_Directions_
Copy out every line exactly, passing over the pictures.

--- Begin Extracted entries ---

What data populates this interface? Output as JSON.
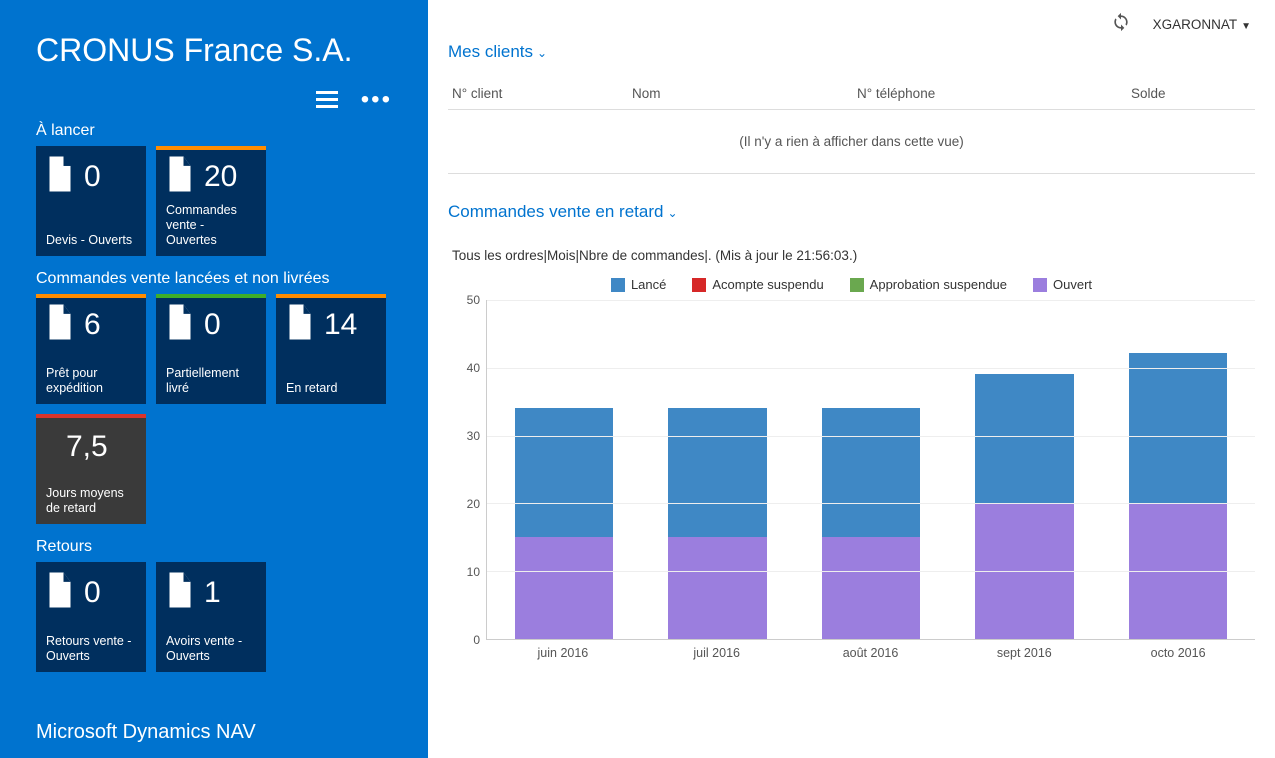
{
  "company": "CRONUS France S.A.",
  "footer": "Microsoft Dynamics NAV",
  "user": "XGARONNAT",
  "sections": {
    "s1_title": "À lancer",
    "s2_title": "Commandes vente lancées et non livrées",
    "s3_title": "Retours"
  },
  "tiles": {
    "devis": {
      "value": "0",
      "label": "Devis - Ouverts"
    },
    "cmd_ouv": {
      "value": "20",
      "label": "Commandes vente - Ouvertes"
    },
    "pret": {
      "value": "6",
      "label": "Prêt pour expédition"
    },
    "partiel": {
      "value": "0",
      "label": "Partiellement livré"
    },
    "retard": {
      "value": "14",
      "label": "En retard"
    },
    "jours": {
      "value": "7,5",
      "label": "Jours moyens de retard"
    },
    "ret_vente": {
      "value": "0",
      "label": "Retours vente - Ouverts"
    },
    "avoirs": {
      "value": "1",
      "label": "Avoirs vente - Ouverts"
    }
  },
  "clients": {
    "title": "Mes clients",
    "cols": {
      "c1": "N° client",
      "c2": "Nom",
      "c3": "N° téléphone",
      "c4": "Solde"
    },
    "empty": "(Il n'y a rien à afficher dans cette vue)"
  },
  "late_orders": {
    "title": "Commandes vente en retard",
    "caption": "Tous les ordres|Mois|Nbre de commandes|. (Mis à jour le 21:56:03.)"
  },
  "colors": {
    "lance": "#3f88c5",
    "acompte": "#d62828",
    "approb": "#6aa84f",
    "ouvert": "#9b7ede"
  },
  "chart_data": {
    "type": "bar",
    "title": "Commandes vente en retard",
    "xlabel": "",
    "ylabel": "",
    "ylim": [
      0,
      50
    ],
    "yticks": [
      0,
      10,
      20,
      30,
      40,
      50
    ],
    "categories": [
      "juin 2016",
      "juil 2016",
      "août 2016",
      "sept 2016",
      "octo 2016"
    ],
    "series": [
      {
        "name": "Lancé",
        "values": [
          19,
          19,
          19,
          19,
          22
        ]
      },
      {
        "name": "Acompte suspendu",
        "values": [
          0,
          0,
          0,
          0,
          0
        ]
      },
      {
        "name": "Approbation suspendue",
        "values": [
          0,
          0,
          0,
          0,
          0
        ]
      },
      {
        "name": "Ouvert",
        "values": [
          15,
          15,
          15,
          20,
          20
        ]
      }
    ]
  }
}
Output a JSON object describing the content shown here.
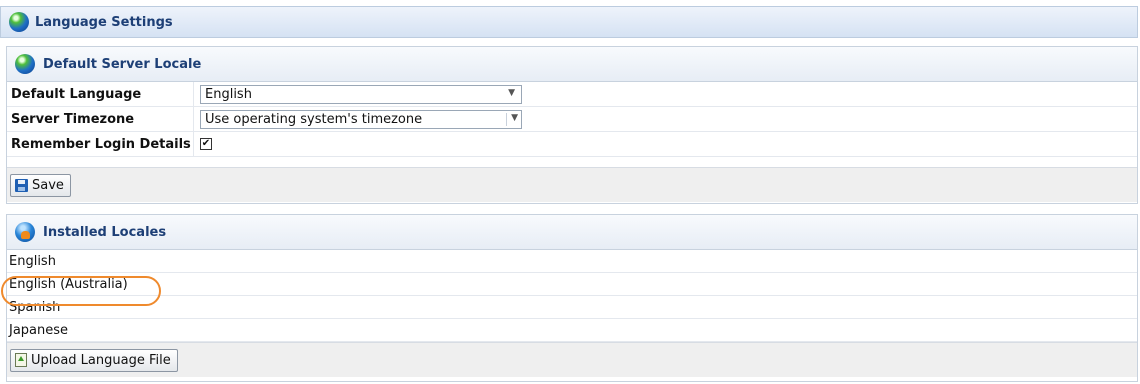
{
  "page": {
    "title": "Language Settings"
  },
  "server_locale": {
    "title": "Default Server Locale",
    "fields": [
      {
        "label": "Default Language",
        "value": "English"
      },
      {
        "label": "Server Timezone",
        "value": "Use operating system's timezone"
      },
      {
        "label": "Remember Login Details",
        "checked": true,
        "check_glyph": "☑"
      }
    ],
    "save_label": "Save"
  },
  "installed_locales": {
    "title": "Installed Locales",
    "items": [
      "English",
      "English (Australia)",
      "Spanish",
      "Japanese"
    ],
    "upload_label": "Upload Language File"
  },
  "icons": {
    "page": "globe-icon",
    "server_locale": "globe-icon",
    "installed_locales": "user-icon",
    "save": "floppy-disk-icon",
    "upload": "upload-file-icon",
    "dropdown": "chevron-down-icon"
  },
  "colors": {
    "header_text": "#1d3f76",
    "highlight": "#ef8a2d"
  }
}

--- End Extracted entries ---

_Exercise output_
What data populates this interface? Output as JSON.
{
  "company": "CRONUS France S.A.",
  "footer": "Microsoft Dynamics NAV",
  "user": "XGARONNAT",
  "sections": {
    "s1_title": "À lancer",
    "s2_title": "Commandes vente lancées et non livrées",
    "s3_title": "Retours"
  },
  "tiles": {
    "devis": {
      "value": "0",
      "label": "Devis - Ouverts"
    },
    "cmd_ouv": {
      "value": "20",
      "label": "Commandes vente - Ouvertes"
    },
    "pret": {
      "value": "6",
      "label": "Prêt pour expédition"
    },
    "partiel": {
      "value": "0",
      "label": "Partiellement livré"
    },
    "retard": {
      "value": "14",
      "label": "En retard"
    },
    "jours": {
      "value": "7,5",
      "label": "Jours moyens de retard"
    },
    "ret_vente": {
      "value": "0",
      "label": "Retours vente - Ouverts"
    },
    "avoirs": {
      "value": "1",
      "label": "Avoirs vente - Ouverts"
    }
  },
  "clients": {
    "title": "Mes clients",
    "cols": {
      "c1": "N° client",
      "c2": "Nom",
      "c3": "N° téléphone",
      "c4": "Solde"
    },
    "empty": "(Il n'y a rien à afficher dans cette vue)"
  },
  "late_orders": {
    "title": "Commandes vente en retard",
    "caption": "Tous les ordres|Mois|Nbre de commandes|. (Mis à jour le 21:56:03.)"
  },
  "colors": {
    "lance": "#3f88c5",
    "acompte": "#d62828",
    "approb": "#6aa84f",
    "ouvert": "#9b7ede"
  },
  "chart_data": {
    "type": "bar",
    "title": "Commandes vente en retard",
    "xlabel": "",
    "ylabel": "",
    "ylim": [
      0,
      50
    ],
    "yticks": [
      0,
      10,
      20,
      30,
      40,
      50
    ],
    "categories": [
      "juin 2016",
      "juil 2016",
      "août 2016",
      "sept 2016",
      "octo 2016"
    ],
    "series": [
      {
        "name": "Lancé",
        "values": [
          19,
          19,
          19,
          19,
          22
        ]
      },
      {
        "name": "Acompte suspendu",
        "values": [
          0,
          0,
          0,
          0,
          0
        ]
      },
      {
        "name": "Approbation suspendue",
        "values": [
          0,
          0,
          0,
          0,
          0
        ]
      },
      {
        "name": "Ouvert",
        "values": [
          15,
          15,
          15,
          20,
          20
        ]
      }
    ]
  }
}
Output a JSON object describing the content shown here.
{
  "page": {
    "title": "Language Settings"
  },
  "server_locale": {
    "title": "Default Server Locale",
    "fields": [
      {
        "label": "Default Language",
        "value": "English"
      },
      {
        "label": "Server Timezone",
        "value": "Use operating system's timezone"
      },
      {
        "label": "Remember Login Details",
        "checked": true,
        "check_glyph": "☑"
      }
    ],
    "save_label": "Save"
  },
  "installed_locales": {
    "title": "Installed Locales",
    "items": [
      "English",
      "English (Australia)",
      "Spanish",
      "Japanese"
    ],
    "upload_label": "Upload Language File"
  },
  "icons": {
    "page": "globe-icon",
    "server_locale": "globe-icon",
    "installed_locales": "user-icon",
    "save": "floppy-disk-icon",
    "upload": "upload-file-icon",
    "dropdown": "chevron-down-icon"
  },
  "colors": {
    "header_text": "#1d3f76",
    "highlight": "#ef8a2d"
  }
}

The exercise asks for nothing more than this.